Region and label listings:
□ □ □

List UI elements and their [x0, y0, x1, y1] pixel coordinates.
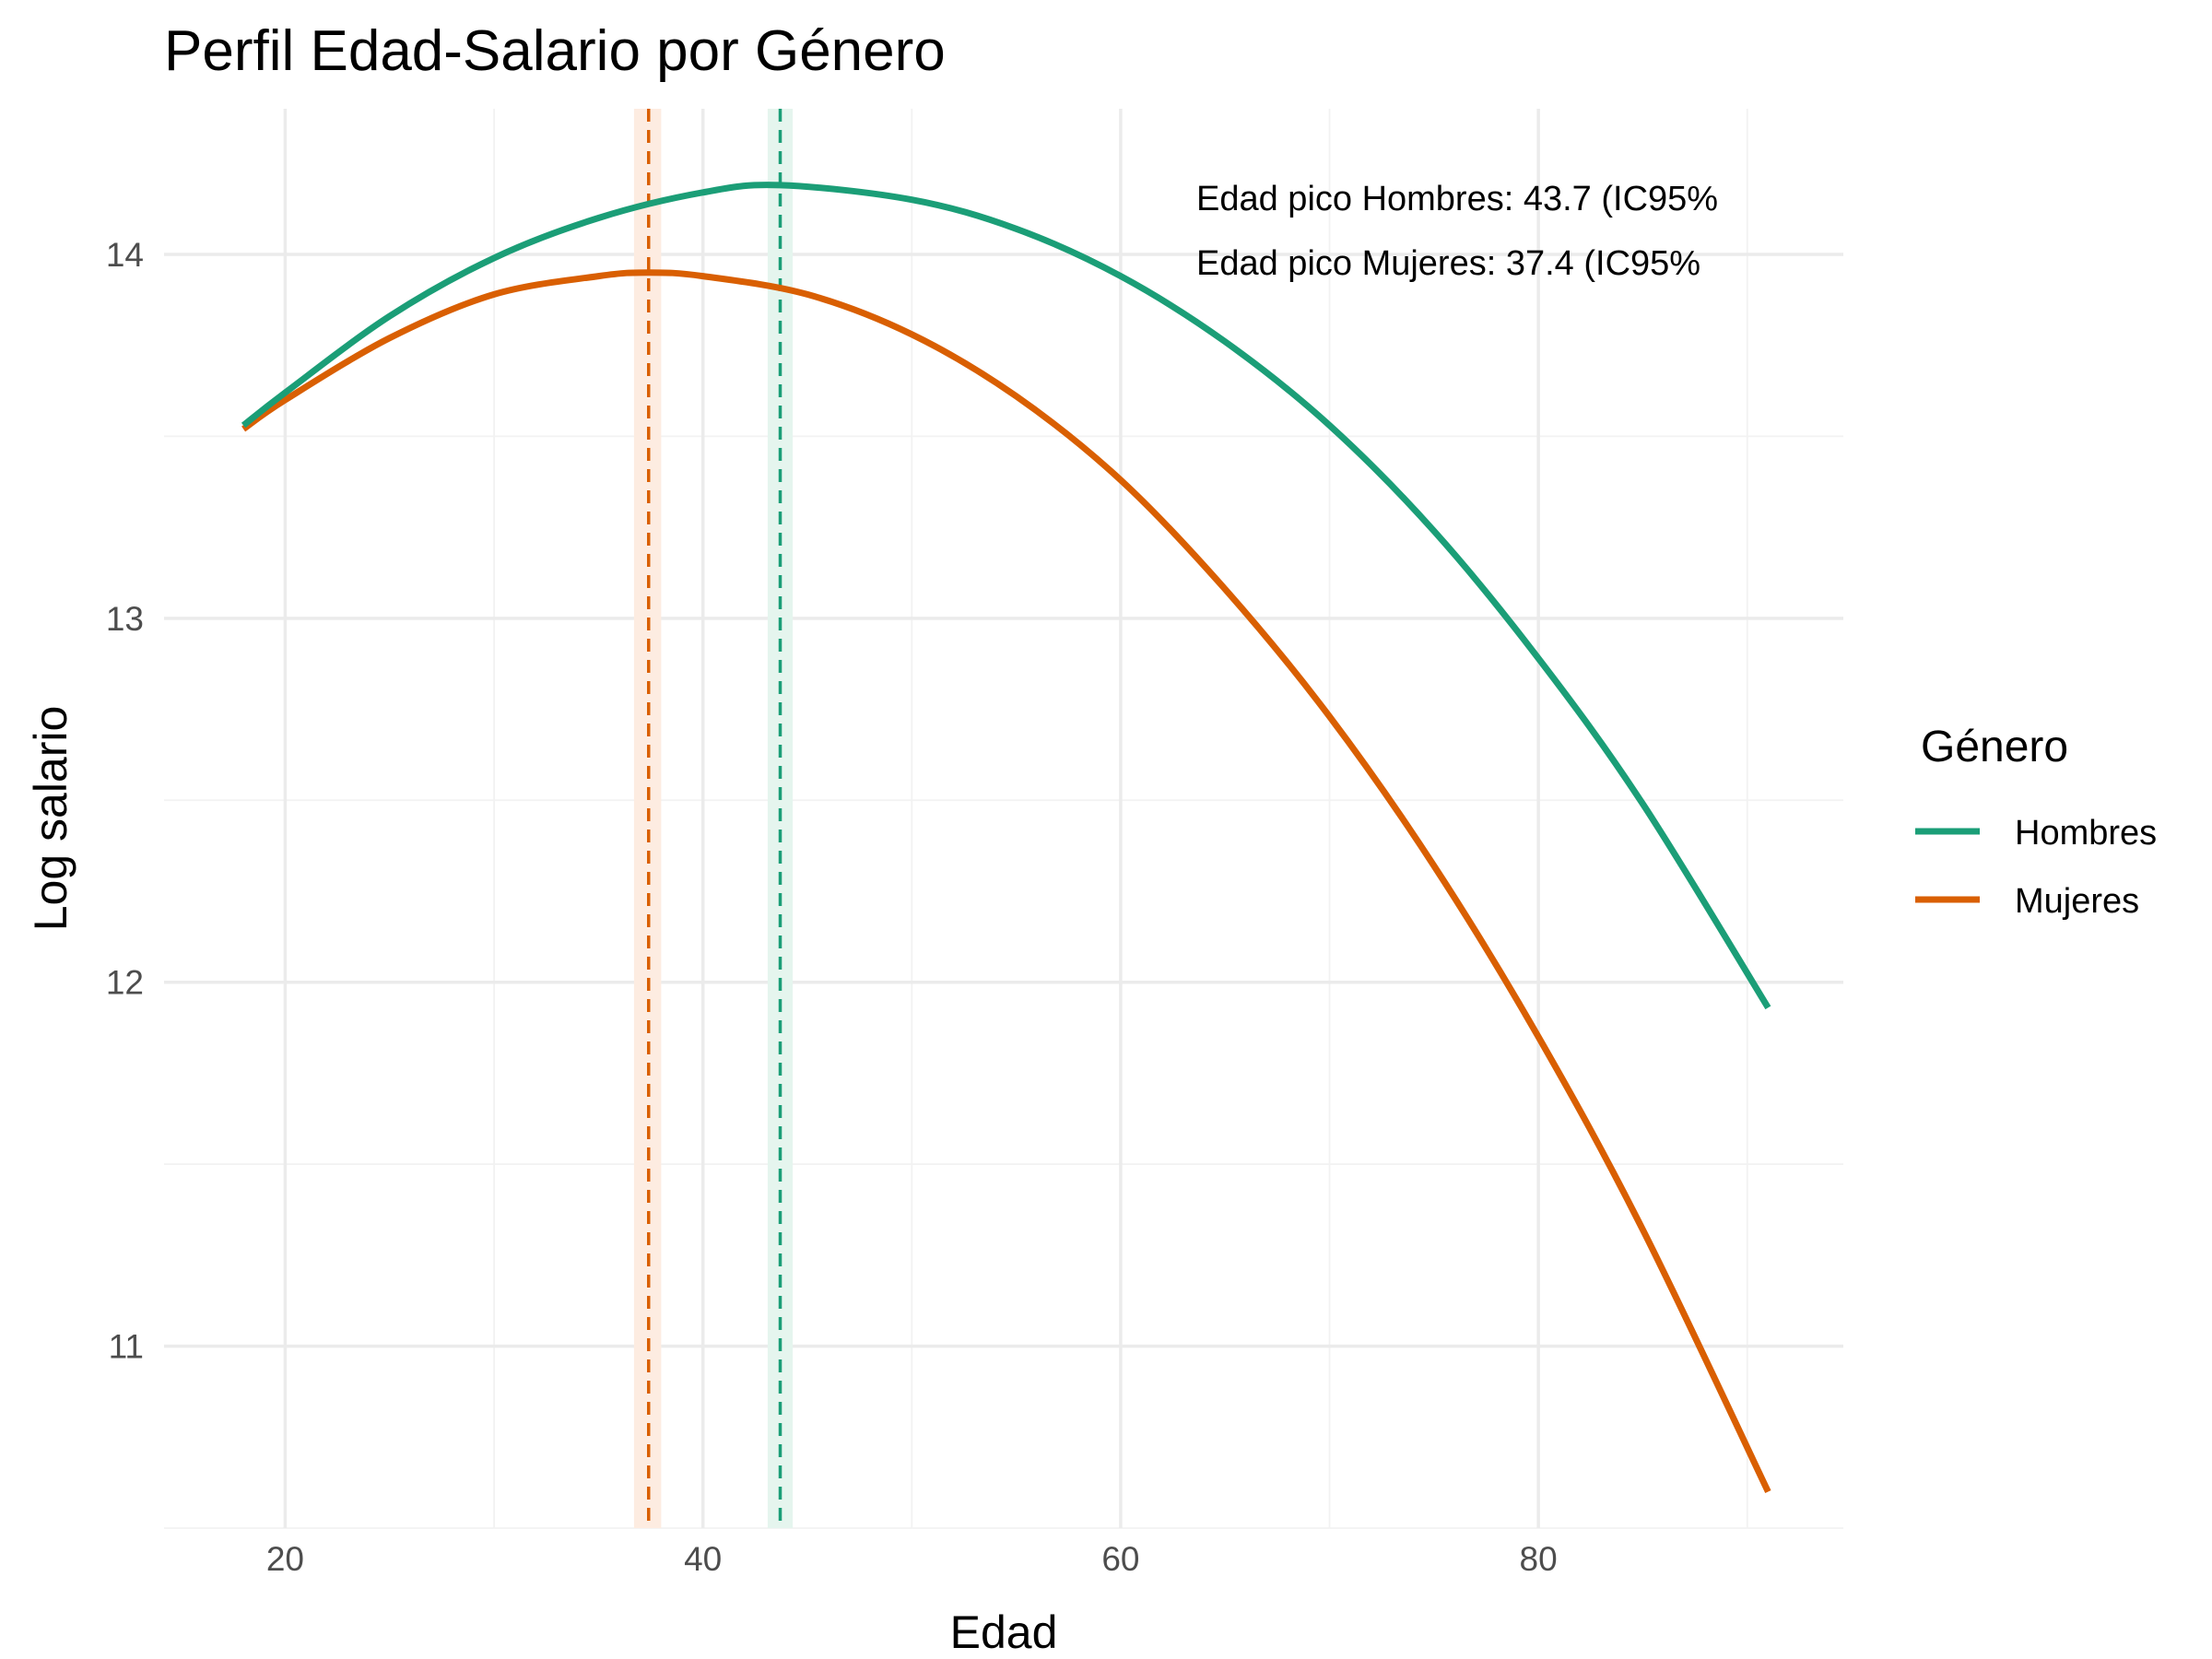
legend-label-hombres: Hombres — [2015, 814, 2157, 853]
x-tick-label: 20 — [266, 1540, 304, 1578]
grid — [164, 109, 1843, 1529]
legend-label-mujeres: Mujeres — [2015, 882, 2139, 921]
series-line-hombres — [241, 182, 1771, 1010]
x-tick-label: 40 — [684, 1540, 722, 1578]
annotation-peak-hombres: Edad pico Hombres: 43.7 (IC95% — [1196, 180, 1718, 218]
x-tick-label: 80 — [1520, 1540, 1558, 1578]
x-tick-label: 60 — [1101, 1540, 1139, 1578]
legend-items: Hombres Mujeres — [1915, 814, 2157, 921]
series-line-mujeres — [241, 269, 1771, 1494]
x-axis-title: Edad — [950, 1606, 1058, 1658]
y-tick-label: 14 — [106, 236, 144, 274]
legend-item-hombres: Hombres — [1915, 814, 2157, 853]
legend-title: Género — [1921, 723, 2068, 771]
legend-item-mujeres: Mujeres — [1915, 882, 2139, 921]
y-tick-label: 13 — [106, 600, 144, 638]
peak-bands — [633, 109, 794, 1528]
y-tick-label: 11 — [109, 1328, 144, 1366]
peak-lines — [647, 109, 782, 1528]
legend: Género Hombres Mujeres — [1915, 723, 2157, 921]
y-tick-label: 12 — [106, 964, 144, 1002]
y-axis-title: Log salario — [25, 706, 76, 932]
chart-title: Perfil Edad-Salario por Género — [164, 19, 946, 83]
annotation-peak-mujeres: Edad pico Mujeres: 37.4 (IC95% — [1196, 244, 1700, 283]
series-lines — [241, 182, 1771, 1494]
tick-labels: 20 40 60 80 11 12 13 14 — [106, 236, 1558, 1578]
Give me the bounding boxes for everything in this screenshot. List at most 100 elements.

□ □ □

Please copy out every line of the listing above word for word, leaving out the picture.

List UI elements and their [x0, y0, x1, y1] pixel coordinates.
legend-label-hombres: Hombres — [2015, 814, 2157, 853]
x-tick-label: 20 — [266, 1540, 304, 1578]
grid — [164, 109, 1843, 1529]
legend-label-mujeres: Mujeres — [2015, 882, 2139, 921]
series-line-hombres — [241, 182, 1771, 1010]
x-tick-label: 40 — [684, 1540, 722, 1578]
annotation-peak-hombres: Edad pico Hombres: 43.7 (IC95% — [1196, 180, 1718, 218]
x-tick-label: 80 — [1520, 1540, 1558, 1578]
x-tick-label: 60 — [1101, 1540, 1139, 1578]
legend-items: Hombres Mujeres — [1915, 814, 2157, 921]
series-line-mujeres — [241, 269, 1771, 1494]
x-axis-title: Edad — [950, 1606, 1058, 1658]
y-tick-label: 14 — [106, 236, 144, 274]
legend-item-hombres: Hombres — [1915, 814, 2157, 853]
legend-title: Género — [1921, 723, 2068, 771]
legend-item-mujeres: Mujeres — [1915, 882, 2139, 921]
y-tick-label: 13 — [106, 600, 144, 638]
peak-bands — [633, 109, 794, 1528]
y-tick-label: 11 — [109, 1328, 144, 1366]
peak-lines — [647, 109, 782, 1528]
legend: Género Hombres Mujeres — [1915, 723, 2157, 921]
y-tick-label: 12 — [106, 964, 144, 1002]
y-axis-title: Log salario — [25, 706, 76, 932]
chart-title: Perfil Edad-Salario por Género — [164, 19, 946, 83]
annotation-peak-mujeres: Edad pico Mujeres: 37.4 (IC95% — [1196, 244, 1700, 283]
series-lines — [241, 182, 1771, 1494]
tick-labels: 20 40 60 80 11 12 13 14 — [106, 236, 1558, 1578]
Give me the bounding boxes for everything in this screenshot. List at most 100 elements.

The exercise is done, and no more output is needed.